WRITTEN TASK -
Below are some records. Count the lines with "Officer" in them and give nothing but the total.

··· DATA ROWS ···

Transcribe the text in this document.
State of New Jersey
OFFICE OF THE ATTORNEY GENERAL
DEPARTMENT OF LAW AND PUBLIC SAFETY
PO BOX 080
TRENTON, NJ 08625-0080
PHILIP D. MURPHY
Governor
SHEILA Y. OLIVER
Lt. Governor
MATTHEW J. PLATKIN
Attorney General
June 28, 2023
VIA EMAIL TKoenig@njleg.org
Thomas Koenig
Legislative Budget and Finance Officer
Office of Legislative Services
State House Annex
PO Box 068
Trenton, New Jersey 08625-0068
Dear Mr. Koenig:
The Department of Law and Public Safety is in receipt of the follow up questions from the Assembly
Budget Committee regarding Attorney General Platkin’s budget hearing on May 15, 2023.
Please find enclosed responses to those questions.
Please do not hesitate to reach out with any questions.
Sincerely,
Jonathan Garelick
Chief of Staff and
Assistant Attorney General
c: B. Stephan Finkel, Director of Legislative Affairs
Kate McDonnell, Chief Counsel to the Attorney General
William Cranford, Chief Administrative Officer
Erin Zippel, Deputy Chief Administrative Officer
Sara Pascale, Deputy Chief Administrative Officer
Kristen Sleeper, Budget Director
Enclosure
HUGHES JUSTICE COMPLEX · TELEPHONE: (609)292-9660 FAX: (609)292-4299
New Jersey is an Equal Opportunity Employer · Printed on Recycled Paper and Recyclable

···
··· DATA ROWS ···

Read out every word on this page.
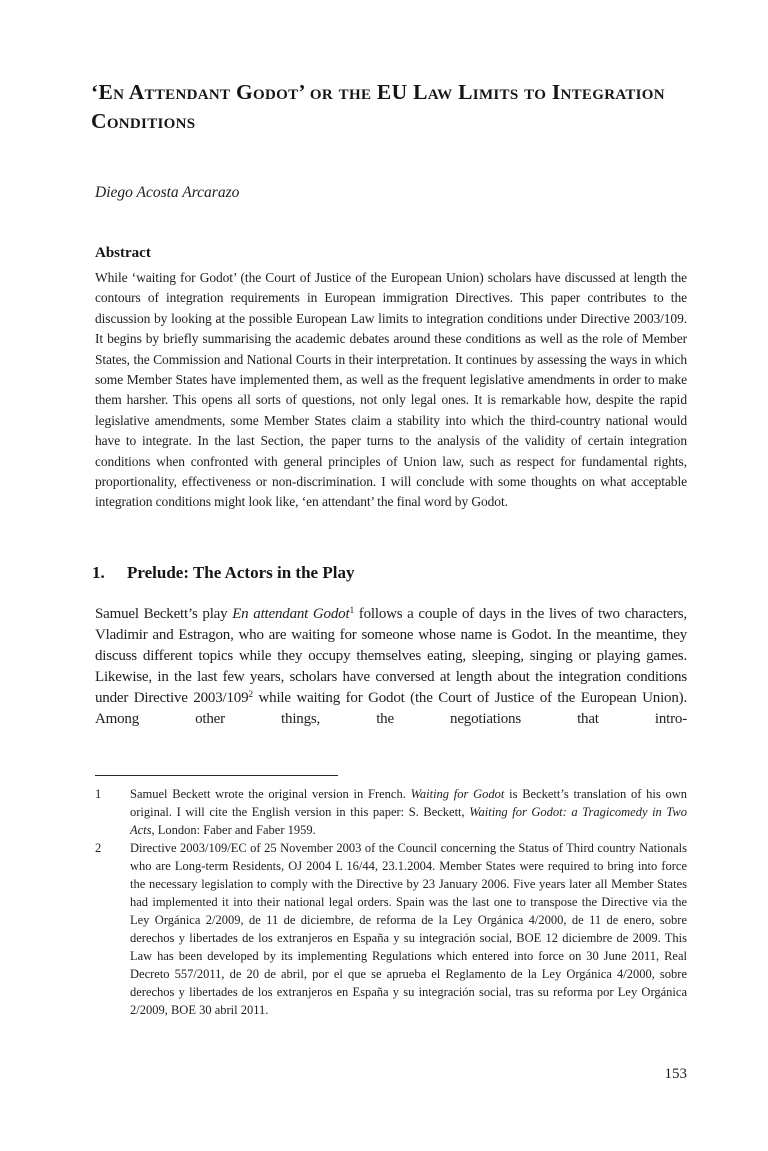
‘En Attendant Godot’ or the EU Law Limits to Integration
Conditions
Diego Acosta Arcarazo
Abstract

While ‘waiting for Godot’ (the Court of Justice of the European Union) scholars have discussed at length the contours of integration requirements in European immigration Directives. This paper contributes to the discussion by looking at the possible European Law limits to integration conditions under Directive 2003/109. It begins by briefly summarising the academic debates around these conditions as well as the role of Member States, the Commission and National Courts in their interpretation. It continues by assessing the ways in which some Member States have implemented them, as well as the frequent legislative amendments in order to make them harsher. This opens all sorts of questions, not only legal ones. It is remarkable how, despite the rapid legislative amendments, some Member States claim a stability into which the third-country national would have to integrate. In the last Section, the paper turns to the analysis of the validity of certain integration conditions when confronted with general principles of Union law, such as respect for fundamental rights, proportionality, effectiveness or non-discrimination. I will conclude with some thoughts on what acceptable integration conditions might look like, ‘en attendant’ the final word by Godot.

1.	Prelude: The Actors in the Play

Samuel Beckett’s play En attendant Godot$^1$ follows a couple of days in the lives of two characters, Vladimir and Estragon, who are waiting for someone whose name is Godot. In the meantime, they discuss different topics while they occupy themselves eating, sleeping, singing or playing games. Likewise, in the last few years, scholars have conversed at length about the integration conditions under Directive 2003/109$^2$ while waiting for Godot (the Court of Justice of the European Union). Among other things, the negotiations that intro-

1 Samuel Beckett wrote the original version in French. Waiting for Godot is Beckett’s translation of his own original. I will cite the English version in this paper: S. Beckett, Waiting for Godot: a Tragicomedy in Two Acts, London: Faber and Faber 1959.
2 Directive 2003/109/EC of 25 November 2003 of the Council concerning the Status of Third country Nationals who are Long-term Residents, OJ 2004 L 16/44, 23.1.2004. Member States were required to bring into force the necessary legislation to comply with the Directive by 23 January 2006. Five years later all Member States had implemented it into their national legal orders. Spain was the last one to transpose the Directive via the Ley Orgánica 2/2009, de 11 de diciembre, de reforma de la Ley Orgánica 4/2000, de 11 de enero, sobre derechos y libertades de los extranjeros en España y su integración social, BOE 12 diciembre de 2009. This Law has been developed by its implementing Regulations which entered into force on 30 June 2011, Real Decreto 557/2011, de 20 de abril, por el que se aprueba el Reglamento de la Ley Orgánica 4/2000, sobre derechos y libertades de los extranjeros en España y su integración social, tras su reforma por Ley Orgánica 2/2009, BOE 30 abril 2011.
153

···

EXERCISE OUTPUT -
4